:: Dataset extract ::
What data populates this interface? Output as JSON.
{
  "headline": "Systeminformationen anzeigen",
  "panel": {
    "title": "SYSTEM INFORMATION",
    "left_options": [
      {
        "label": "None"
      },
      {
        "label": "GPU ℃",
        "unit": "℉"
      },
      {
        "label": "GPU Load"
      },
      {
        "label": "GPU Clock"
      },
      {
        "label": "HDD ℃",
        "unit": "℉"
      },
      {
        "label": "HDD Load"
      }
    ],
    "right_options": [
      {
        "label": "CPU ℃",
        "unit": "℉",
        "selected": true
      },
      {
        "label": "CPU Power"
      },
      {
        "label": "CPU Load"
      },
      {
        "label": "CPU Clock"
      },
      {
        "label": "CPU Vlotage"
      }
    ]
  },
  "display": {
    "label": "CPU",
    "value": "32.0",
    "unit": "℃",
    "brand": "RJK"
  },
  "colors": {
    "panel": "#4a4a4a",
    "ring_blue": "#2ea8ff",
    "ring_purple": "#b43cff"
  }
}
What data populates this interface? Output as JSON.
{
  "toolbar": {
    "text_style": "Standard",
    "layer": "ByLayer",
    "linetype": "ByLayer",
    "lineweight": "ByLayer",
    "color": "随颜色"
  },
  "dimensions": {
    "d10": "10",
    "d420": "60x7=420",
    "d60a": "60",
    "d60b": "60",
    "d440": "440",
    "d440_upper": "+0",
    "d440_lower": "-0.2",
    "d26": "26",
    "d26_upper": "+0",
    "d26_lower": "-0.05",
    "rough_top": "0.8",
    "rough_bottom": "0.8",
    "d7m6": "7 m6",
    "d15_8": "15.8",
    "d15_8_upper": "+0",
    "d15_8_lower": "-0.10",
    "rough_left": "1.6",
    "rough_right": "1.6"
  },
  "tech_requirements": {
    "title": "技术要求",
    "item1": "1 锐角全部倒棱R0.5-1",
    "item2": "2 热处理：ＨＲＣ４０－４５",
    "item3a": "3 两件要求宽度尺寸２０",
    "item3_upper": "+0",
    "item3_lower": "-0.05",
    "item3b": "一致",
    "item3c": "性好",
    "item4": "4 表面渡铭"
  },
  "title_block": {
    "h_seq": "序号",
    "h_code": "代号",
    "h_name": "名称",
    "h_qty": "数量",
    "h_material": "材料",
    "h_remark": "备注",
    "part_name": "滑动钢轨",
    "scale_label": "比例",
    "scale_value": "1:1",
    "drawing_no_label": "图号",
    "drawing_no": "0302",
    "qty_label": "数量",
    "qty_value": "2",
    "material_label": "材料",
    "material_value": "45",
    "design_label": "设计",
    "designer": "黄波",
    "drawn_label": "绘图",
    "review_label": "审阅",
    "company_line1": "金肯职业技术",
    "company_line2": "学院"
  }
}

:: Aim ::
All of the data needs to be reproduced exactly, with no line missing.

:: Exercise output ::
What data populates this interface? Output as JSON.
{
  "headline": "Systeminformationen anzeigen",
  "panel": {
    "title": "SYSTEM INFORMATION",
    "left_options": [
      {
        "label": "None"
      },
      {
        "label": "GPU ℃",
        "unit": "℉"
      },
      {
        "label": "GPU Load"
      },
      {
        "label": "GPU Clock"
      },
      {
        "label": "HDD ℃",
        "unit": "℉"
      },
      {
        "label": "HDD Load"
      }
    ],
    "right_options": [
      {
        "label": "CPU ℃",
        "unit": "℉",
        "selected": true
      },
      {
        "label": "CPU Power"
      },
      {
        "label": "CPU Load"
      },
      {
        "label": "CPU Clock"
      },
      {
        "label": "CPU Vlotage"
      }
    ]
  },
  "display": {
    "label": "CPU",
    "value": "32.0",
    "unit": "℃",
    "brand": "RJK"
  },
  "colors": {
    "panel": "#4a4a4a",
    "ring_blue": "#2ea8ff",
    "ring_purple": "#b43cff"
  }
}
What data populates this interface? Output as JSON.
{
  "toolbar": {
    "text_style": "Standard",
    "layer": "ByLayer",
    "linetype": "ByLayer",
    "lineweight": "ByLayer",
    "color": "随颜色"
  },
  "dimensions": {
    "d10": "10",
    "d420": "60x7=420",
    "d60a": "60",
    "d60b": "60",
    "d440": "440",
    "d440_upper": "+0",
    "d440_lower": "-0.2",
    "d26": "26",
    "d26_upper": "+0",
    "d26_lower": "-0.05",
    "rough_top": "0.8",
    "rough_bottom": "0.8",
    "d7m6": "7 m6",
    "d15_8": "15.8",
    "d15_8_upper": "+0",
    "d15_8_lower": "-0.10",
    "rough_left": "1.6",
    "rough_right": "1.6"
  },
  "tech_requirements": {
    "title": "技术要求",
    "item1": "1 锐角全部倒棱R0.5-1",
    "item2": "2 热处理：ＨＲＣ４０－４５",
    "item3a": "3 两件要求宽度尺寸２０",
    "item3_upper": "+0",
    "item3_lower": "-0.05",
    "item3b": "一致",
    "item3c": "性好",
    "item4": "4 表面渡铭"
  },
  "title_block": {
    "h_seq": "序号",
    "h_code": "代号",
    "h_name": "名称",
    "h_qty": "数量",
    "h_material": "材料",
    "h_remark": "备注",
    "part_name": "滑动钢轨",
    "scale_label": "比例",
    "scale_value": "1:1",
    "drawing_no_label": "图号",
    "drawing_no": "0302",
    "qty_label": "数量",
    "qty_value": "2",
    "material_label": "材料",
    "material_value": "45",
    "design_label": "设计",
    "designer": "黄波",
    "drawn_label": "绘图",
    "review_label": "审阅",
    "company_line1": "金肯职业技术",
    "company_line2": "学院"
  }
}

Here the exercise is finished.